▶ _Extracted data entries_:
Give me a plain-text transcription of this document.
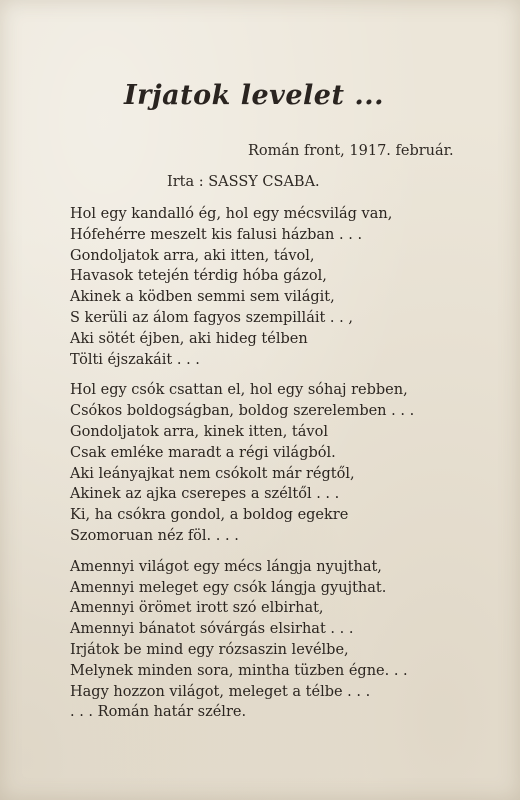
Irjatok levelet ...
Román front, 1917. február.
Irta : SASSY CSABA.
Hol egy kandalló ég, hol egy mécsvilág van,
Hófehérre meszelt kis falusi házban . . .
Gondoljatok arra, aki itten, távol,
Havasok tetején térdig hóba gázol,
Akinek a ködben semmi sem világit,
S kerüli az álom fagyos szempilláit . . ,
Aki sötét éjben, aki hideg télben
Tölti éjszakáit . . .
Hol egy csók csattan el, hol egy sóhaj rebben,
Csókos boldogságban, boldog szerelemben . . .
Gondoljatok arra, kinek itten, távol
Csak emléke maradt a régi világból.
Aki leányajkat nem csókolt már régtől,
Akinek az ajka cserepes a széltől . . .
Ki, ha csókra gondol, a boldog egekre
Szomoruan néz föl. . . .
Amennyi világot egy mécs lángja nyujthat,
Amennyi meleget egy csók lángja gyujthat.
Amennyi örömet irott szó elbirhat,
Amennyi bánatot sóvárgás elsirhat . . .
Irjátok be mind egy rózsaszin levélbe,
Melynek minden sora, mintha tüzben égne. . .
Hagy hozzon világot, meleget a télbe . . .
. . . Román határ szélre.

▶ _What needs to be done_:
Every line of the records that includes the word "Amennyi" should be gathered.

▶ _Task answer_:
Amennyi világot egy mécs lángja nyujthat,
Amennyi meleget egy csók lángja gyujthat.
Amennyi örömet irott szó elbirhat,
Amennyi bánatot sóvárgás elsirhat . . .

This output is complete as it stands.